> _WHAT TO DO_
Only the pictures are to be left out; set down the rest of the records exactly.

Records from a data source:
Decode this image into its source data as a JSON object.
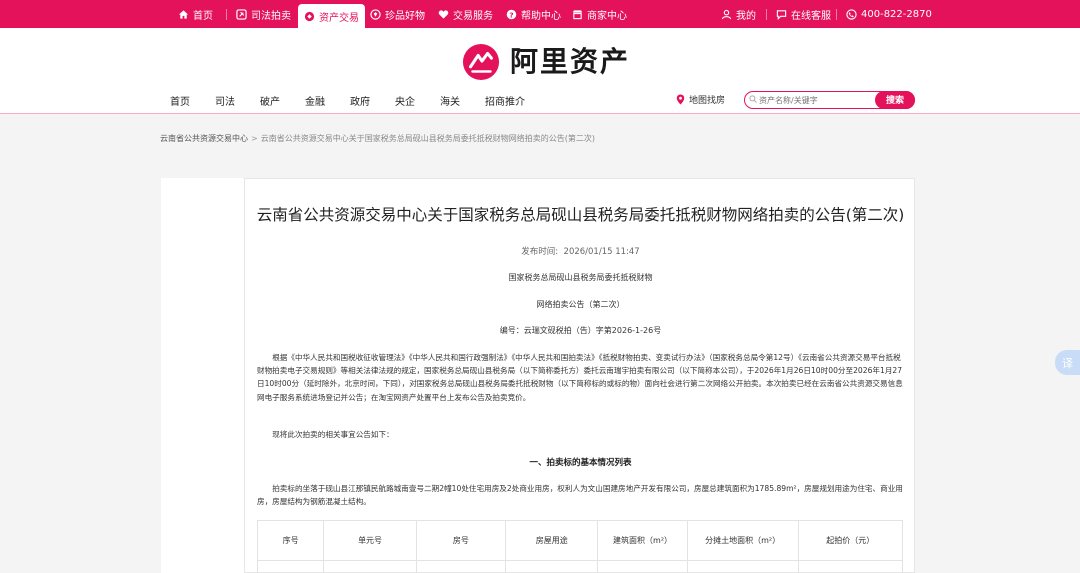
{
  "topnav": {
    "home": "首页",
    "judicial_auction": "司法拍卖",
    "asset_trading": "资产交易",
    "treasures": "珍品好物",
    "trade_service": "交易服务",
    "help_center": "帮助中心",
    "merchant_center": "商家中心",
    "my": "我的",
    "online_service": "在线客服",
    "phone": "400-822-2870"
  },
  "brand": {
    "name": "阿里资产",
    "accent_color": "#e4125b"
  },
  "mainnav": [
    "首页",
    "司法",
    "破产",
    "金融",
    "政府",
    "央企",
    "海关",
    "招商推介"
  ],
  "map_search": "地图找房",
  "search": {
    "placeholder": "资产名称/关键字",
    "button": "搜索"
  },
  "breadcrumb": {
    "root": "云南省公共资源交易中心",
    "separator": ">",
    "current": "云南省公共资源交易中心关于国家税务总局砚山县税务局委托抵税财物网络拍卖的公告(第二次)"
  },
  "article": {
    "title": "云南省公共资源交易中心关于国家税务总局砚山县税务局委托抵税财物网络拍卖的公告(第二次)",
    "pub_label": "发布时间:",
    "pub_time": "2026/01/15 11:47",
    "line1": "国家税务总局砚山县税务局委托抵税财物",
    "line2": "网络拍卖公告（第二次）",
    "line3": "编号：云瑞文砚税拍（告）字第2026-1-26号",
    "para1": "根据《中华人民共和国税收征收管理法》《中华人民共和国行政强制法》《中华人民共和国拍卖法》《抵税财物拍卖、变卖试行办法》（国家税务总局令第12号）《云南省公共资源交易平台抵税财物拍卖电子交易规则》等相关法律法规的规定，国家税务总局砚山县税务局（以下简称委托方）委托云南瑞宇拍卖有限公司（以下简称本公司），于2026年1月26日10时00分至2026年1月27日10时00分（延时除外，北京时间，下同），对国家税务总局砚山县税务局委托抵税财物（以下简称标的或标的物）面向社会进行第二次网络公开拍卖。本次拍卖已经在云南省公共资源交易信息网电子服务系统进场登记并公告；在淘宝网资产处置平台上发布公告及拍卖竞价。",
    "para2": "现将此次拍卖的相关事宜公告如下：",
    "section1": "一、拍卖标的基本情况列表",
    "para3": "拍卖标的坐落于砚山县江那镇民航路城南壹号二期2幢10处住宅用房及2处商业用房，权利人为文山国建房地产开发有限公司，房屋总建筑面积为1785.89m²，房屋规划用途为住宅、商业用房，房屋结构为钢筋混凝土结构。",
    "table_headers": [
      "序号",
      "单元号",
      "房号",
      "房屋用途",
      "建筑面积（m²）",
      "分摊土地面积（m²）",
      "起拍价（元）"
    ]
  },
  "float_button": "译"
}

> _FULL ANSWER_
Decode this image into its source data as a JSON object.
{
  "topnav": {
    "home": "首页",
    "judicial_auction": "司法拍卖",
    "asset_trading": "资产交易",
    "treasures": "珍品好物",
    "trade_service": "交易服务",
    "help_center": "帮助中心",
    "merchant_center": "商家中心",
    "my": "我的",
    "online_service": "在线客服",
    "phone": "400-822-2870"
  },
  "brand": {
    "name": "阿里资产",
    "accent_color": "#e4125b"
  },
  "mainnav": [
    "首页",
    "司法",
    "破产",
    "金融",
    "政府",
    "央企",
    "海关",
    "招商推介"
  ],
  "map_search": "地图找房",
  "search": {
    "placeholder": "资产名称/关键字",
    "button": "搜索"
  },
  "breadcrumb": {
    "root": "云南省公共资源交易中心",
    "separator": ">",
    "current": "云南省公共资源交易中心关于国家税务总局砚山县税务局委托抵税财物网络拍卖的公告(第二次)"
  },
  "article": {
    "title": "云南省公共资源交易中心关于国家税务总局砚山县税务局委托抵税财物网络拍卖的公告(第二次)",
    "pub_label": "发布时间:",
    "pub_time": "2026/01/15 11:47",
    "line1": "国家税务总局砚山县税务局委托抵税财物",
    "line2": "网络拍卖公告（第二次）",
    "line3": "编号：云瑞文砚税拍（告）字第2026-1-26号",
    "para1": "根据《中华人民共和国税收征收管理法》《中华人民共和国行政强制法》《中华人民共和国拍卖法》《抵税财物拍卖、变卖试行办法》（国家税务总局令第12号）《云南省公共资源交易平台抵税财物拍卖电子交易规则》等相关法律法规的规定，国家税务总局砚山县税务局（以下简称委托方）委托云南瑞宇拍卖有限公司（以下简称本公司），于2026年1月26日10时00分至2026年1月27日10时00分（延时除外，北京时间，下同），对国家税务总局砚山县税务局委托抵税财物（以下简称标的或标的物）面向社会进行第二次网络公开拍卖。本次拍卖已经在云南省公共资源交易信息网电子服务系统进场登记并公告；在淘宝网资产处置平台上发布公告及拍卖竞价。",
    "para2": "现将此次拍卖的相关事宜公告如下：",
    "section1": "一、拍卖标的基本情况列表",
    "para3": "拍卖标的坐落于砚山县江那镇民航路城南壹号二期2幢10处住宅用房及2处商业用房，权利人为文山国建房地产开发有限公司，房屋总建筑面积为1785.89m²，房屋规划用途为住宅、商业用房，房屋结构为钢筋混凝土结构。",
    "table_headers": [
      "序号",
      "单元号",
      "房号",
      "房屋用途",
      "建筑面积（m²）",
      "分摊土地面积（m²）",
      "起拍价（元）"
    ]
  },
  "float_button": "译"
}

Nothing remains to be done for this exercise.